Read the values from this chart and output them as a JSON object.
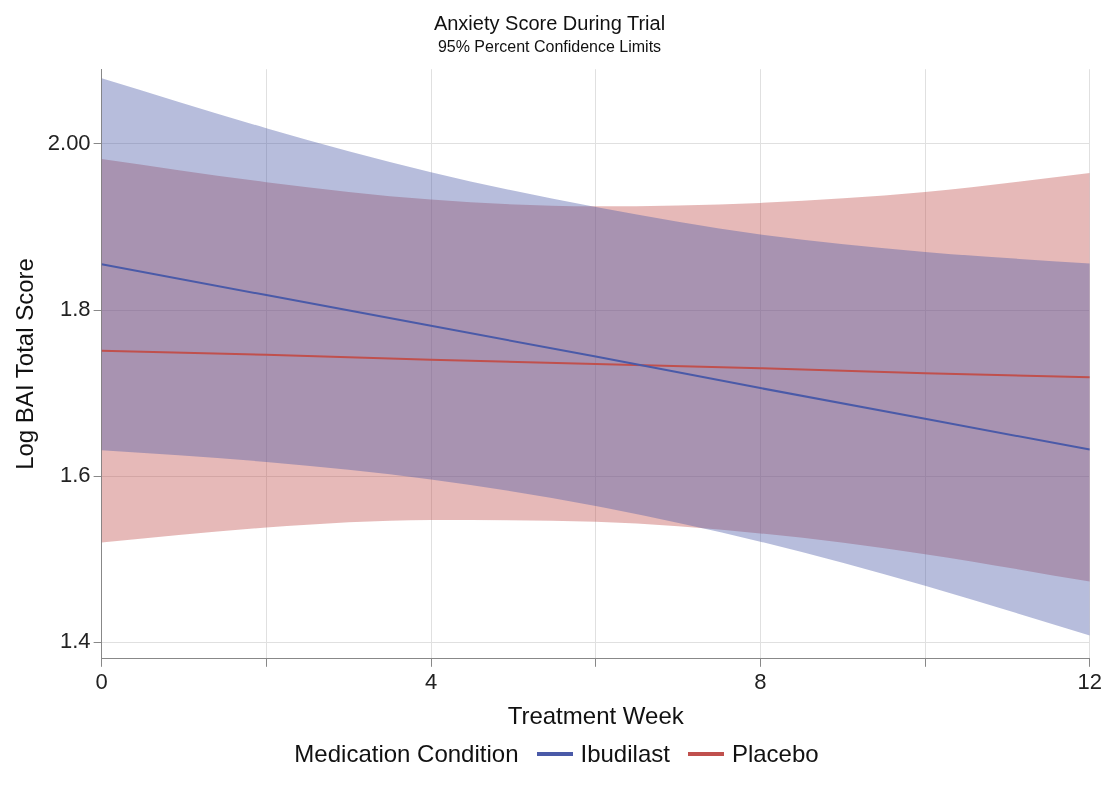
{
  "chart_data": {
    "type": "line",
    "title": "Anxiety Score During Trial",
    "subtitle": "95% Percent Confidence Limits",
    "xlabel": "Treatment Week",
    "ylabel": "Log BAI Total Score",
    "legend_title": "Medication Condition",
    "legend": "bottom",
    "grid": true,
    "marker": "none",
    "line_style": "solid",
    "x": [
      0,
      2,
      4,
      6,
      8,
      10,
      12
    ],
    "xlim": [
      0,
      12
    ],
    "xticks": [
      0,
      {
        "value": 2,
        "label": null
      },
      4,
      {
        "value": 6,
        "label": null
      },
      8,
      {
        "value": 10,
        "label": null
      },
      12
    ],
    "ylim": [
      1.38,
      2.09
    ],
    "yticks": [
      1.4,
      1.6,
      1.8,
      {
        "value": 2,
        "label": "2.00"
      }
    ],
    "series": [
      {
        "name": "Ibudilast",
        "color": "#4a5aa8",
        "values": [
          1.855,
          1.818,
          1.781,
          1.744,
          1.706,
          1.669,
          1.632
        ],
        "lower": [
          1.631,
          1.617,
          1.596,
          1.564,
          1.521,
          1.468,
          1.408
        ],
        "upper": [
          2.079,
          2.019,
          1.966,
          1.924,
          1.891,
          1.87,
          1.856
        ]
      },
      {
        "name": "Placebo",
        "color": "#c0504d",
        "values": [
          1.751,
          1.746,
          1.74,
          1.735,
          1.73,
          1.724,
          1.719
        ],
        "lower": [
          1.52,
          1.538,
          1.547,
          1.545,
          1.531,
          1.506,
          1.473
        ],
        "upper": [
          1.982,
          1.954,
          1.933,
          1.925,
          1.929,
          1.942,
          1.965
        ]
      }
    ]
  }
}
——
Set exercise
Do not include the images; transcribe the rest of the listing exactly.

Correct result
Read the values from this chart and output them as a JSON object.
{
  "chart_data": {
    "type": "line",
    "title": "Anxiety Score During Trial",
    "subtitle": "95% Percent Confidence Limits",
    "xlabel": "Treatment Week",
    "ylabel": "Log BAI Total Score",
    "legend_title": "Medication Condition",
    "legend": "bottom",
    "grid": true,
    "marker": "none",
    "line_style": "solid",
    "x": [
      0,
      2,
      4,
      6,
      8,
      10,
      12
    ],
    "xlim": [
      0,
      12
    ],
    "xticks": [
      0,
      {
        "value": 2,
        "label": null
      },
      4,
      {
        "value": 6,
        "label": null
      },
      8,
      {
        "value": 10,
        "label": null
      },
      12
    ],
    "ylim": [
      1.38,
      2.09
    ],
    "yticks": [
      1.4,
      1.6,
      1.8,
      {
        "value": 2,
        "label": "2.00"
      }
    ],
    "series": [
      {
        "name": "Ibudilast",
        "color": "#4a5aa8",
        "values": [
          1.855,
          1.818,
          1.781,
          1.744,
          1.706,
          1.669,
          1.632
        ],
        "lower": [
          1.631,
          1.617,
          1.596,
          1.564,
          1.521,
          1.468,
          1.408
        ],
        "upper": [
          2.079,
          2.019,
          1.966,
          1.924,
          1.891,
          1.87,
          1.856
        ]
      },
      {
        "name": "Placebo",
        "color": "#c0504d",
        "values": [
          1.751,
          1.746,
          1.74,
          1.735,
          1.73,
          1.724,
          1.719
        ],
        "lower": [
          1.52,
          1.538,
          1.547,
          1.545,
          1.531,
          1.506,
          1.473
        ],
        "upper": [
          1.982,
          1.954,
          1.933,
          1.925,
          1.929,
          1.942,
          1.965
        ]
      }
    ]
  }
}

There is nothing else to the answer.